### DIRECTIONS FOR THIS TASK
Copy the data from its first line through the line containing "svg-text:1200: 1200 bbox=[30, 103, 57, 117]", renaming "svg-text" to "axis-text" and leaving everything else unchanged.
··· RECORD EXCERPTS
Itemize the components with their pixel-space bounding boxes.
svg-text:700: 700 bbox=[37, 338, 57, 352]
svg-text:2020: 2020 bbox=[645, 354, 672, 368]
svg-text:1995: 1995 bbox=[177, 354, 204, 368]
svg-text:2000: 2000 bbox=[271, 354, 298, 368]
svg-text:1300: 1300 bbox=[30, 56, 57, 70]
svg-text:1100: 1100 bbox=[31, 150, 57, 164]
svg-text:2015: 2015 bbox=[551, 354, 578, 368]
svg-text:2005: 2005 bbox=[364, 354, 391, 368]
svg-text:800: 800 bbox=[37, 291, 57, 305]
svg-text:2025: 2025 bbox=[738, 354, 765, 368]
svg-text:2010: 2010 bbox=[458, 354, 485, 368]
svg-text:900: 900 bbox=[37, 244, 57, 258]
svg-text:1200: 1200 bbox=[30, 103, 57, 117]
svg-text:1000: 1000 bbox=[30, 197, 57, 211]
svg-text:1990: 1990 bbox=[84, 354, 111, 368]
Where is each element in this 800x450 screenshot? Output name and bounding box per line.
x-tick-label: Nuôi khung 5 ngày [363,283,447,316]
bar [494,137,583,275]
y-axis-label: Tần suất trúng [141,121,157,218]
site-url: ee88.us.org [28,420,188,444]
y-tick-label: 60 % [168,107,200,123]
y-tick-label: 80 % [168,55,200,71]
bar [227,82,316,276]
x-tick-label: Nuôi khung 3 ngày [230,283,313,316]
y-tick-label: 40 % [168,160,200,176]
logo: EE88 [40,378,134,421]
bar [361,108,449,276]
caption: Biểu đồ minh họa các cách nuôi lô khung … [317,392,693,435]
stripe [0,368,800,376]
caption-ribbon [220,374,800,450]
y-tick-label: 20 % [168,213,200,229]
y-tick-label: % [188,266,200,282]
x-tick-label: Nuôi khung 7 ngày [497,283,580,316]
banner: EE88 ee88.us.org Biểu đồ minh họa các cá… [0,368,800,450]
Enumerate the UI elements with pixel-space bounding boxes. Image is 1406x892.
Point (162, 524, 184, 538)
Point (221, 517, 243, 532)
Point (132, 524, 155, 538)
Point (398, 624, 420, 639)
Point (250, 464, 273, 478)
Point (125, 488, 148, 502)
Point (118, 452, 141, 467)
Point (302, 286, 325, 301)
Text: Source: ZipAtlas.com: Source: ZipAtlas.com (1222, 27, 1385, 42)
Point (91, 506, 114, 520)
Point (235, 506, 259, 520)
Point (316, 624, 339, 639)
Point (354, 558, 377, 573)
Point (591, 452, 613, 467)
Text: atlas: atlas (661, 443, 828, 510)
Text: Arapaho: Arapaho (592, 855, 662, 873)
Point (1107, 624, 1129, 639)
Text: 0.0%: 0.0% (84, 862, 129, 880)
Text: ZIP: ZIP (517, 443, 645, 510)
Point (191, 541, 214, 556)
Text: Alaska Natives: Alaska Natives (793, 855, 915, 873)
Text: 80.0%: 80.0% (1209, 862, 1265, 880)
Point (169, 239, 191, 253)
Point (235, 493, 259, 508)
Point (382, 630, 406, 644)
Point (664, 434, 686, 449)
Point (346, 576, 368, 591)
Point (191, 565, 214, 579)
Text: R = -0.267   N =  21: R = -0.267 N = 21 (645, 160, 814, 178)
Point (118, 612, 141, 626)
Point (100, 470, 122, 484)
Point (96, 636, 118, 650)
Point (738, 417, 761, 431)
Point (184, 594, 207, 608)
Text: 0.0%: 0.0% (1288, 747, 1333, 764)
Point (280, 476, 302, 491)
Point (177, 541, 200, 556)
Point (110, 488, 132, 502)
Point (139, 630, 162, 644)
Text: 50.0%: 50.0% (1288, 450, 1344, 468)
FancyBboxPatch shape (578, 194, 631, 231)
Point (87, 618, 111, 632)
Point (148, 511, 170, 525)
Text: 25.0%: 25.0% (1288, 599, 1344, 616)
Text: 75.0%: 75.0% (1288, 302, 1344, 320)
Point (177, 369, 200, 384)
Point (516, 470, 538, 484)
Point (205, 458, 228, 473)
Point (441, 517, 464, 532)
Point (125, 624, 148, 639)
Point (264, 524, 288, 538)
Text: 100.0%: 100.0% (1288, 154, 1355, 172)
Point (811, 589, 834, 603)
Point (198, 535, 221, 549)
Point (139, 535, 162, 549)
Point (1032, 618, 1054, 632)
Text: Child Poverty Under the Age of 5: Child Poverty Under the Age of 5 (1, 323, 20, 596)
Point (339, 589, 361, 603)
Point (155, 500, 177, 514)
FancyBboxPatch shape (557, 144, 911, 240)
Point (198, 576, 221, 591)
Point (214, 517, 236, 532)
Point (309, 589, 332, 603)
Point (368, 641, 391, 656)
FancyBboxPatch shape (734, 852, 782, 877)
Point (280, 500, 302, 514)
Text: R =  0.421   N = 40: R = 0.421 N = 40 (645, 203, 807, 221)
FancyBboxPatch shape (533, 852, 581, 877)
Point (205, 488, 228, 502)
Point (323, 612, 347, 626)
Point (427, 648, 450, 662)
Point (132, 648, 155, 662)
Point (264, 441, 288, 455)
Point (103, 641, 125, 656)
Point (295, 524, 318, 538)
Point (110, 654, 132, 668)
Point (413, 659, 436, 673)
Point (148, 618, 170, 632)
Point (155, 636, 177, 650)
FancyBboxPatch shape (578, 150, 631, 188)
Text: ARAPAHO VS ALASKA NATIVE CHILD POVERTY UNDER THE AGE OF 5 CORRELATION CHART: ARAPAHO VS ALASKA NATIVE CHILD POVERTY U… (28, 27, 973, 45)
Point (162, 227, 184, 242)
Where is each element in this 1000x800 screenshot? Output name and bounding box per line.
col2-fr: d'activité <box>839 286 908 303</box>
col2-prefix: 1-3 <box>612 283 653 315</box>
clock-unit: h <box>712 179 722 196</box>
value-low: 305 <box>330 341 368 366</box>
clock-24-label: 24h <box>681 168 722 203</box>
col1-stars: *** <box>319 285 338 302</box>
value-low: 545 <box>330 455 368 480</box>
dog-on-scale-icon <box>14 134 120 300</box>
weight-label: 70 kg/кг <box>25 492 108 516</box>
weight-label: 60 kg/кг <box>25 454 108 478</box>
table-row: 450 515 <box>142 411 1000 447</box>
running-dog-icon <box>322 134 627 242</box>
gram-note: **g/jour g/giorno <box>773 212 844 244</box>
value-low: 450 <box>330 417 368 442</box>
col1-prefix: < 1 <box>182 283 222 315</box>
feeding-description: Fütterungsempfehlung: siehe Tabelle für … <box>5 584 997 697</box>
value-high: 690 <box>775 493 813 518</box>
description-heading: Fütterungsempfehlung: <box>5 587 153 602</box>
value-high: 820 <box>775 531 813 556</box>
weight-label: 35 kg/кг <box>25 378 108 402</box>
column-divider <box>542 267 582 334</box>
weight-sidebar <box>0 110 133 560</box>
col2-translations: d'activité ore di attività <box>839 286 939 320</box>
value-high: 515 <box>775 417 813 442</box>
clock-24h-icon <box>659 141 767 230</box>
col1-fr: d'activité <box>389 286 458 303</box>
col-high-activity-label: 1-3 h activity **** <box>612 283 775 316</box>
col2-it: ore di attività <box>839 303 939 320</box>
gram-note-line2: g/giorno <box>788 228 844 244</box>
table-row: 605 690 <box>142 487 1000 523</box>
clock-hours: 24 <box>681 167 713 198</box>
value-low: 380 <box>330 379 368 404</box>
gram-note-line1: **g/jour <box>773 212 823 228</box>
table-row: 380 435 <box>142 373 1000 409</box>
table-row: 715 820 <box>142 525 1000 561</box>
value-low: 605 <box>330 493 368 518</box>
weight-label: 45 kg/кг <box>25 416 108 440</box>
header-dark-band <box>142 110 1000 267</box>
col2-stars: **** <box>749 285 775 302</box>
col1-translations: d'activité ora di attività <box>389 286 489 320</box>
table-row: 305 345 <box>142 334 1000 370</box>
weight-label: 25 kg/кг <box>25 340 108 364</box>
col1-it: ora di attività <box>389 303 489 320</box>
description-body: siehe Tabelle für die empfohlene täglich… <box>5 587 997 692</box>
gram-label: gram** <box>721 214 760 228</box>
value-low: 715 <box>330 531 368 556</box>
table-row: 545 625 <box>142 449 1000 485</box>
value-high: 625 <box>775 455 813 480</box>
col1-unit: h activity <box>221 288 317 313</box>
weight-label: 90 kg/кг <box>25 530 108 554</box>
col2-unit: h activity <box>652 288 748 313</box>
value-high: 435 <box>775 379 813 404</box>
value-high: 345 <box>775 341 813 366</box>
······
### EXERCISE ANSWER
Itemize the components with their pixel-space bounding boxes.
axis-text:700: 700 bbox=[37, 338, 57, 352]
axis-text:2020: 2020 bbox=[645, 354, 672, 368]
axis-text:1995: 1995 bbox=[177, 354, 204, 368]
axis-text:2000: 2000 bbox=[271, 354, 298, 368]
axis-text:1300: 1300 bbox=[30, 56, 57, 70]
axis-text:1100: 1100 bbox=[31, 150, 57, 164]
axis-text:2015: 2015 bbox=[551, 354, 578, 368]
axis-text:2005: 2005 bbox=[364, 354, 391, 368]
axis-text:800: 800 bbox=[37, 291, 57, 305]
axis-text:2025: 2025 bbox=[738, 354, 765, 368]
axis-text:2010: 2010 bbox=[458, 354, 485, 368]
axis-text:900: 900 bbox=[37, 244, 57, 258]
axis-text:1200: 1200 bbox=[30, 103, 57, 117]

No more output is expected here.